Tally every line featuring "JSON", then give that tally alone.
++++++
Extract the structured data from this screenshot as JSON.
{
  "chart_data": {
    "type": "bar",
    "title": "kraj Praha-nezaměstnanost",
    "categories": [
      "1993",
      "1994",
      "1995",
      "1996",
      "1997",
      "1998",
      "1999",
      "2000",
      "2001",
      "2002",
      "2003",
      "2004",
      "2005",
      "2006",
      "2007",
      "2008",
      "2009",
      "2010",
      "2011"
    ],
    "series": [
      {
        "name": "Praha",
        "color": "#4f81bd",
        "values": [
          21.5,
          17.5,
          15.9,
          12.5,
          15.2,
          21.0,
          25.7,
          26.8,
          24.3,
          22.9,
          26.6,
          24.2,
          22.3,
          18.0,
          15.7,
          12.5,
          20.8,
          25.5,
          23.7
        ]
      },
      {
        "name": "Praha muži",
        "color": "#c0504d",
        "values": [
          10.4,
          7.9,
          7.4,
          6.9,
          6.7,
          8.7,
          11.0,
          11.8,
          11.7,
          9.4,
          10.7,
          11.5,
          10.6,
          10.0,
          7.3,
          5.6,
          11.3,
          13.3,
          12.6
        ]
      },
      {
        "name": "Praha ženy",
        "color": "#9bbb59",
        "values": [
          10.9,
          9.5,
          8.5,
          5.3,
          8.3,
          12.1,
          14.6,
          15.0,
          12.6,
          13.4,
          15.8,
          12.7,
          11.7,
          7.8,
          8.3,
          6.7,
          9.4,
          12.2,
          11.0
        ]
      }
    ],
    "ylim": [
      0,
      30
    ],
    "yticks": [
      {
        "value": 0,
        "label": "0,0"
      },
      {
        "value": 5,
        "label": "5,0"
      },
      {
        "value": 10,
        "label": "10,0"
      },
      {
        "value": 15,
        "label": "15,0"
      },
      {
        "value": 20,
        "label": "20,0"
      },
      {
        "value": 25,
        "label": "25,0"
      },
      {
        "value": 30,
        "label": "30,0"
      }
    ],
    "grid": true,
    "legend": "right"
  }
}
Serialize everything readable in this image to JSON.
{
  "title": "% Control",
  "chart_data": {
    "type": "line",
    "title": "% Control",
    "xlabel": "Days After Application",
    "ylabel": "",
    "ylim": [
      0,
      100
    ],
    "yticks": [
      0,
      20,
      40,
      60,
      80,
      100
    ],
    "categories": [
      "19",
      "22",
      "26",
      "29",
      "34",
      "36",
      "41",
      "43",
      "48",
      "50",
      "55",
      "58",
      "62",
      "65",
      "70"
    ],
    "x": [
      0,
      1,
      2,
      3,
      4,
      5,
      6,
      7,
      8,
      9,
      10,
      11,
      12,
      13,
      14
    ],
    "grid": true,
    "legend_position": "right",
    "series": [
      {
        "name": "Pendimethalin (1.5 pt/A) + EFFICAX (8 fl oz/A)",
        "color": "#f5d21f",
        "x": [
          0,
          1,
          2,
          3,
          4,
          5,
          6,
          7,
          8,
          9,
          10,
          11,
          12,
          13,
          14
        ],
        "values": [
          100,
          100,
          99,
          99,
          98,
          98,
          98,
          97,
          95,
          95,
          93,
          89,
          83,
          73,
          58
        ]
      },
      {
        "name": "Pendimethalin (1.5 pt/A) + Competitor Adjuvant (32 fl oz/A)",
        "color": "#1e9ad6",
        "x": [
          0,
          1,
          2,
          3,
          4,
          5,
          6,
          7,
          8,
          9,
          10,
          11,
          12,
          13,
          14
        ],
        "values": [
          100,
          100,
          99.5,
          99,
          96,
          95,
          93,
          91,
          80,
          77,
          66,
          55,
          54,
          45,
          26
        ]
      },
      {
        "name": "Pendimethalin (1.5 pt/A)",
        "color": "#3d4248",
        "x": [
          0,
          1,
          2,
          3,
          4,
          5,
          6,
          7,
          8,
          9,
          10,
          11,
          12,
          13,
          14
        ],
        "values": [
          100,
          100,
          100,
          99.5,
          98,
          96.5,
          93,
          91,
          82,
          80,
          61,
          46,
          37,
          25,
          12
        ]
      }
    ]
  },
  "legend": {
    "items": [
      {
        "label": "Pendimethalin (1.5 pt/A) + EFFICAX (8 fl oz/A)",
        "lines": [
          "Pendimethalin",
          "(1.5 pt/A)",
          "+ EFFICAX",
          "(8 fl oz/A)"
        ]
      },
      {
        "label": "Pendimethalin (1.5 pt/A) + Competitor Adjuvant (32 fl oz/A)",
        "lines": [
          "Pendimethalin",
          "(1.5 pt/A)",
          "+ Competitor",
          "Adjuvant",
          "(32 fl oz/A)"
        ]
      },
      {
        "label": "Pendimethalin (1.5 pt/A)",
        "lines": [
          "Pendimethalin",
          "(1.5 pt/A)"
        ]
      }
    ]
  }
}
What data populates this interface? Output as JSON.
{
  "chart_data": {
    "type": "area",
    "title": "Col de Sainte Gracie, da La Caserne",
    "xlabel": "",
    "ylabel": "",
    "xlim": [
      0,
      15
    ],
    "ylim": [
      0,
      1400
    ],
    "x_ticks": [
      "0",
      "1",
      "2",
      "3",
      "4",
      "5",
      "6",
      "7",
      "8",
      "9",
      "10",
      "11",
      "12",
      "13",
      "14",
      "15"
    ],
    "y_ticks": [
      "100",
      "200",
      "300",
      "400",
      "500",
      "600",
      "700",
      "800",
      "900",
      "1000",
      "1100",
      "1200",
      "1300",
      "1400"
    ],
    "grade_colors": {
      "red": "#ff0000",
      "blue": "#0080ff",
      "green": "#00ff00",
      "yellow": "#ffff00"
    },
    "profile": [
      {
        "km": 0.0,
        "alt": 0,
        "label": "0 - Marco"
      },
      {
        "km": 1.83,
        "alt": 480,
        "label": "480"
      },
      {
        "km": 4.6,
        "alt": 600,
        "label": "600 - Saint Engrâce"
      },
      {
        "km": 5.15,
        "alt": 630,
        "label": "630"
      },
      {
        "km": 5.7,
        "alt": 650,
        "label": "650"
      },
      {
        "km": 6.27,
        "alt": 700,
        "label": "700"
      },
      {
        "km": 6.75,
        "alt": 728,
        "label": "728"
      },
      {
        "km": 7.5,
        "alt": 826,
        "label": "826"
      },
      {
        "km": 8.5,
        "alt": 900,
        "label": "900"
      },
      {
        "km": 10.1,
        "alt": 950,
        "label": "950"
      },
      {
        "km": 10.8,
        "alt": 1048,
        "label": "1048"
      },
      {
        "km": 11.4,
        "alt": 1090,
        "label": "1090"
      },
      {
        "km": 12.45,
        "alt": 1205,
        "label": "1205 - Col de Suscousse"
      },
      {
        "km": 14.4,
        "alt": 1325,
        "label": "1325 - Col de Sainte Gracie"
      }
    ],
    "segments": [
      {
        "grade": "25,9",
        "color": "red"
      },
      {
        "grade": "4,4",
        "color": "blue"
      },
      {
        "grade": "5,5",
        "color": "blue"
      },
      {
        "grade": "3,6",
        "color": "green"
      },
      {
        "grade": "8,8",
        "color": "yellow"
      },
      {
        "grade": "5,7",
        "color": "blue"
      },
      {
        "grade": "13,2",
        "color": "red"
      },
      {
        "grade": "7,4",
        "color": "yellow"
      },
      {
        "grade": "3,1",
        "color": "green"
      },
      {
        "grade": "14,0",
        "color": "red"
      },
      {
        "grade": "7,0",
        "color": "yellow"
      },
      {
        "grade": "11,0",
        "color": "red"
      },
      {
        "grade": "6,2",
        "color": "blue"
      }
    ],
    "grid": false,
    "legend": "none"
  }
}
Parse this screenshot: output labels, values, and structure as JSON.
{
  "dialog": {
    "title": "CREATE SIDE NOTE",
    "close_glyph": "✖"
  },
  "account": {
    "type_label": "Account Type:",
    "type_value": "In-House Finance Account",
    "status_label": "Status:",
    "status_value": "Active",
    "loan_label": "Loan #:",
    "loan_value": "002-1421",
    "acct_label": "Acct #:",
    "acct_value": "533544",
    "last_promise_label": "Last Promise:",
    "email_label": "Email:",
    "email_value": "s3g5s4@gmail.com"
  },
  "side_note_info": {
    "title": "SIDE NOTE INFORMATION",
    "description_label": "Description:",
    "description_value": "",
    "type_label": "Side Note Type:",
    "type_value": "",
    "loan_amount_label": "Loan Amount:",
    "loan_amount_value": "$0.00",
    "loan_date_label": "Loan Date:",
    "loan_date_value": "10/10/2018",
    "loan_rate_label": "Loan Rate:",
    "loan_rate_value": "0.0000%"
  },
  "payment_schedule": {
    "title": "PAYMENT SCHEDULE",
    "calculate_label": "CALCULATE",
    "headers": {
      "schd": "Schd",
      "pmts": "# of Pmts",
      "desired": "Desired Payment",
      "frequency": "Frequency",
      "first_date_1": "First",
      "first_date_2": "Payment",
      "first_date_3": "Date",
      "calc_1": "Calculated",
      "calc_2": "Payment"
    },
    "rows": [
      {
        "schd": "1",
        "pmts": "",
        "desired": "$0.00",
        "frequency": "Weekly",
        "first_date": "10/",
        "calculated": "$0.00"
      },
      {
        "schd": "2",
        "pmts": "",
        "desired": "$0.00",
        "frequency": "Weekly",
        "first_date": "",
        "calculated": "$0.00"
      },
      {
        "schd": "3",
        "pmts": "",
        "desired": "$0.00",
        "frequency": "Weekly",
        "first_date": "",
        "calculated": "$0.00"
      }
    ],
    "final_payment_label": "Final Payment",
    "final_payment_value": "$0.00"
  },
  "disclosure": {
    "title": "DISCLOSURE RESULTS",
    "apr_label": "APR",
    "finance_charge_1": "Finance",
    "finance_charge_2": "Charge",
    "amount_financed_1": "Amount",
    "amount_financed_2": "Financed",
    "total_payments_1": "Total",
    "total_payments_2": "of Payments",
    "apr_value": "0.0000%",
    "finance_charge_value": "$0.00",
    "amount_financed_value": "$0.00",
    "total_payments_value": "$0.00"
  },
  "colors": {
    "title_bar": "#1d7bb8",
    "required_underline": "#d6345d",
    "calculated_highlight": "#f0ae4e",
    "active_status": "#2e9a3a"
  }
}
++++++
The response
4